Prompt →
Copy the material that follows word for word and omit its pictures.

··· Records to process ···

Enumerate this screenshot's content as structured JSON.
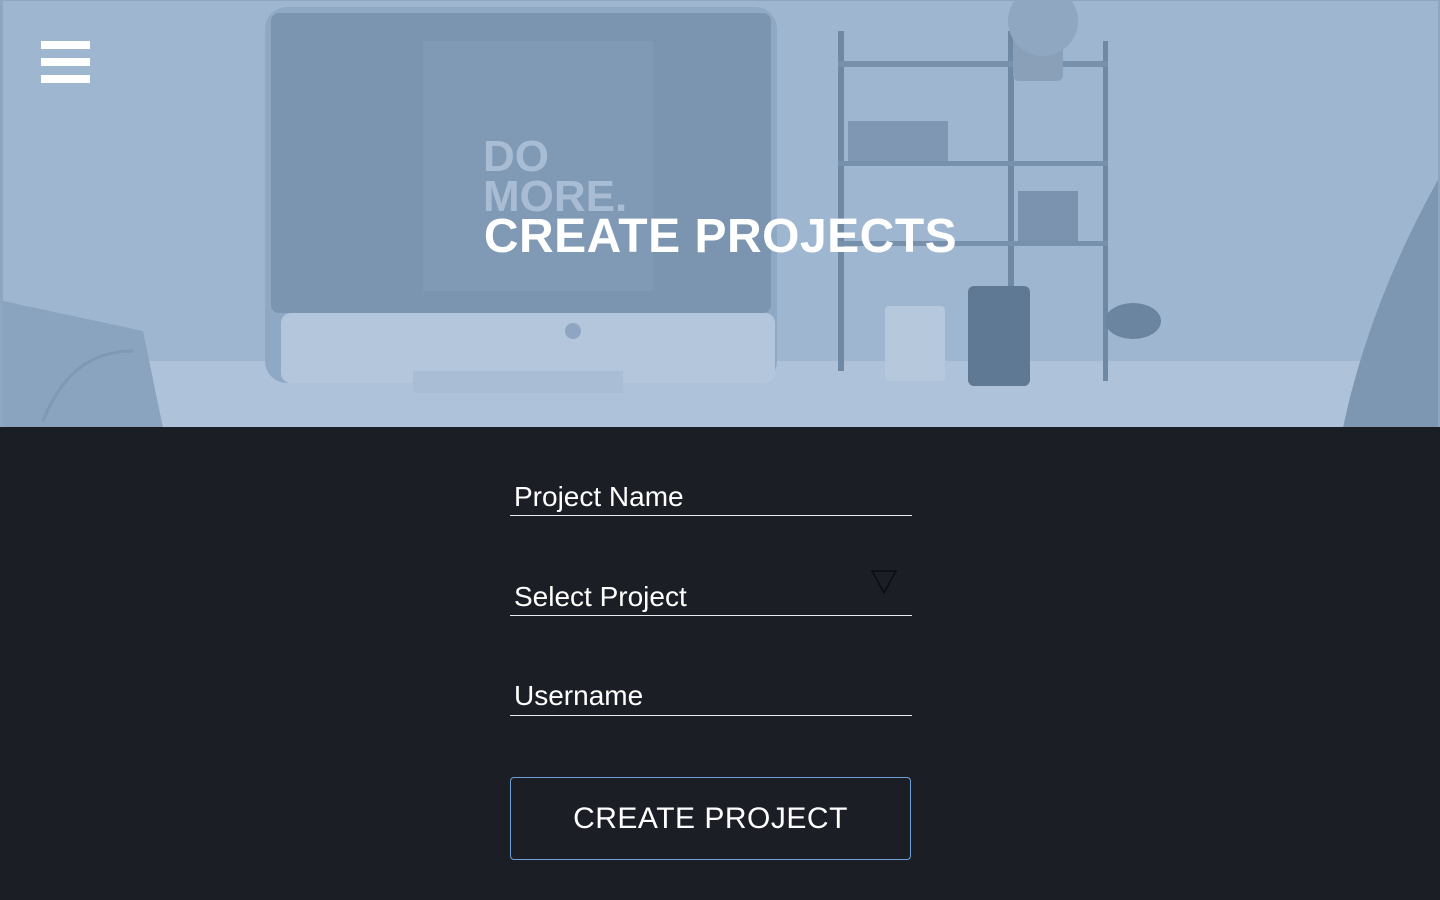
{
  "hero": {
    "title": "CREATE PROJECTS",
    "screen_text_line1": "DO",
    "screen_text_line2": "MORE."
  },
  "menu": {
    "icon": "hamburger-menu-icon"
  },
  "form": {
    "project_name_placeholder": "Project Name",
    "select_project_label": "Select Project",
    "username_placeholder": "Username",
    "submit_label": "CREATE PROJECT"
  },
  "colors": {
    "page_background": "#1b1f25",
    "hero_tint": "#9db5d1",
    "button_border": "#6fa0d6",
    "text": "#ffffff"
  }
}
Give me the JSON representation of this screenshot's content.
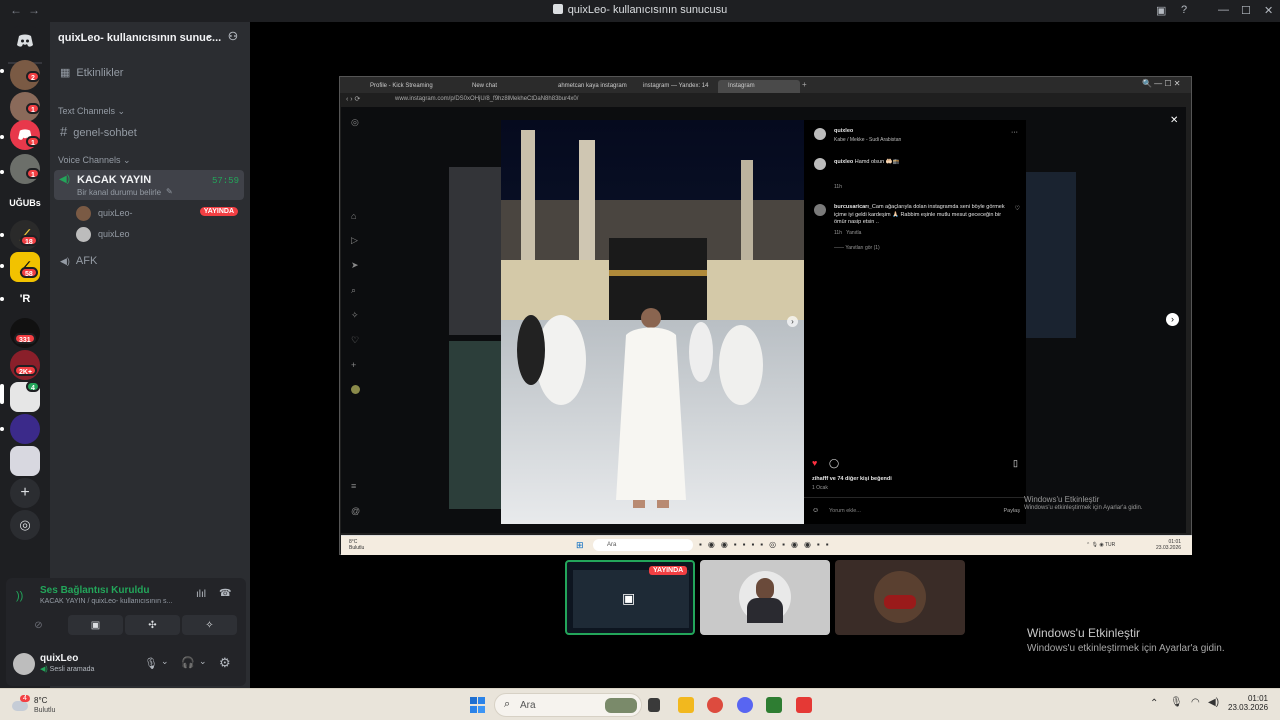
{
  "window": {
    "title": "quixLeo- kullanıcısının sunucusu"
  },
  "server": {
    "name": "quixLeo- kullanıcısının sunuc..."
  },
  "sidebar": {
    "events_label": "Etkinlikler",
    "text_category": "Text Channels",
    "text_channels": [
      "genel-sohbet"
    ],
    "voice_category": "Voice Channels",
    "voice_channel": {
      "name": "KACAK YAYIN",
      "timer": "57:59",
      "status": "Bir kanal durumu belirle"
    },
    "voice_members": [
      {
        "name": "quixLeo-",
        "badge": "YAYINDA"
      },
      {
        "name": "quixLeo"
      }
    ],
    "afk_channel": "AFK"
  },
  "rail": {
    "badges": [
      "2",
      "1",
      "1",
      "1",
      "18",
      "58",
      "331",
      "2K+",
      "4"
    ],
    "labels": [
      "UĞUBs",
      "'R"
    ]
  },
  "voice_panel": {
    "status": "Ses Bağlantısı Kuruldu",
    "channel": "KACAK YAYIN / quixLeo- kullanıcısının s..."
  },
  "user_panel": {
    "name": "quixLeo",
    "status": "Sesli aramada"
  },
  "browser": {
    "tabs": [
      "Profile - Kick Streaming",
      "New chat",
      "ahmetcan kaya instagram",
      "instagram — Yandex: 14",
      "Instagram"
    ],
    "address": "www.instagram.com/p/DS0xOHjU/8_f9hz8lMekheCtDaN8h83bur4x0/"
  },
  "instagram": {
    "user": "quixleo",
    "location": "Kabe / Mekke - Sudi Arabistan",
    "caption": "Hamd olsun 🤲🏻🕋",
    "caption_time": "11h",
    "comment_user": "burcusaricarı_",
    "comment_text": "Cam ağaçlarıyla dolan instagramda seni böyle görmek içime iyi geldi kardeşim 🙏🏻 Rabbim eşinle mutlu mesut gececeğin bir ömür nasip etsin ..",
    "comment_time": "11h",
    "comment_reply": "Yanıtla",
    "view_replies": "Yanıtları gör (1)",
    "likes": "zihafff ve 74 diğer kişi beğendi",
    "date": "1 Ocak",
    "add_comment": "Yorum ekle...",
    "share": "Paylaş"
  },
  "inner_taskbar": {
    "search": "Ara",
    "weather": "8°C",
    "weather_sub": "Bulutlu",
    "lang": "TUR",
    "time": "01:01",
    "date": "23.03.2026"
  },
  "tiles": {
    "badge": "YAYINDA"
  },
  "watermark": {
    "title": "Windows'u Etkinleştir",
    "sub": "Windows'u etkinleştirmek için Ayarlar'a gidin."
  },
  "taskbar": {
    "weather_temp": "8°C",
    "weather_desc": "Bulutlu",
    "weather_badge": "4",
    "search": "Ara",
    "time": "01:01",
    "date": "23.03.2026"
  },
  "colors": {
    "discord_bg": "#1e1f22",
    "sidebar": "#2b2d31",
    "green": "#23a55a",
    "red": "#f23f43",
    "accent": "#5865f2"
  }
}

···

Written reply →
Enumerate this screenshot's content as structured JSON.
{
  "hero": {
    "title": "CREATE PROJECTS",
    "screen_text_line1": "DO",
    "screen_text_line2": "MORE."
  },
  "menu": {
    "icon": "hamburger-menu-icon"
  },
  "form": {
    "project_name_placeholder": "Project Name",
    "select_project_label": "Select Project",
    "username_placeholder": "Username",
    "submit_label": "CREATE PROJECT"
  },
  "colors": {
    "page_background": "#1b1f25",
    "hero_tint": "#9db5d1",
    "button_border": "#6fa0d6",
    "text": "#ffffff"
  }
}
Give me the JSON representation of this screenshot's content.
{
  "window": {
    "title": "quixLeo- kullanıcısının sunucusu"
  },
  "server": {
    "name": "quixLeo- kullanıcısının sunuc..."
  },
  "sidebar": {
    "events_label": "Etkinlikler",
    "text_category": "Text Channels",
    "text_channels": [
      "genel-sohbet"
    ],
    "voice_category": "Voice Channels",
    "voice_channel": {
      "name": "KACAK YAYIN",
      "timer": "57:59",
      "status": "Bir kanal durumu belirle"
    },
    "voice_members": [
      {
        "name": "quixLeo-",
        "badge": "YAYINDA"
      },
      {
        "name": "quixLeo"
      }
    ],
    "afk_channel": "AFK"
  },
  "rail": {
    "badges": [
      "2",
      "1",
      "1",
      "1",
      "18",
      "58",
      "331",
      "2K+",
      "4"
    ],
    "labels": [
      "UĞUBs",
      "'R"
    ]
  },
  "voice_panel": {
    "status": "Ses Bağlantısı Kuruldu",
    "channel": "KACAK YAYIN / quixLeo- kullanıcısının s..."
  },
  "user_panel": {
    "name": "quixLeo",
    "status": "Sesli aramada"
  },
  "browser": {
    "tabs": [
      "Profile - Kick Streaming",
      "New chat",
      "ahmetcan kaya instagram",
      "instagram — Yandex: 14",
      "Instagram"
    ],
    "address": "www.instagram.com/p/DS0xOHjU/8_f9hz8lMekheCtDaN8h83bur4x0/"
  },
  "instagram": {
    "user": "quixleo",
    "location": "Kabe / Mekke - Sudi Arabistan",
    "caption": "Hamd olsun 🤲🏻🕋",
    "caption_time": "11h",
    "comment_user": "burcusaricarı_",
    "comment_text": "Cam ağaçlarıyla dolan instagramda seni böyle görmek içime iyi geldi kardeşim 🙏🏻 Rabbim eşinle mutlu mesut gececeğin bir ömür nasip etsin ..",
    "comment_time": "11h",
    "comment_reply": "Yanıtla",
    "view_replies": "Yanıtları gör (1)",
    "likes": "zihafff ve 74 diğer kişi beğendi",
    "date": "1 Ocak",
    "add_comment": "Yorum ekle...",
    "share": "Paylaş"
  },
  "inner_taskbar": {
    "search": "Ara",
    "weather": "8°C",
    "weather_sub": "Bulutlu",
    "lang": "TUR",
    "time": "01:01",
    "date": "23.03.2026"
  },
  "tiles": {
    "badge": "YAYINDA"
  },
  "watermark": {
    "title": "Windows'u Etkinleştir",
    "sub": "Windows'u etkinleştirmek için Ayarlar'a gidin."
  },
  "taskbar": {
    "weather_temp": "8°C",
    "weather_desc": "Bulutlu",
    "weather_badge": "4",
    "search": "Ara",
    "time": "01:01",
    "date": "23.03.2026"
  },
  "colors": {
    "discord_bg": "#1e1f22",
    "sidebar": "#2b2d31",
    "green": "#23a55a",
    "red": "#f23f43",
    "accent": "#5865f2"
  }
}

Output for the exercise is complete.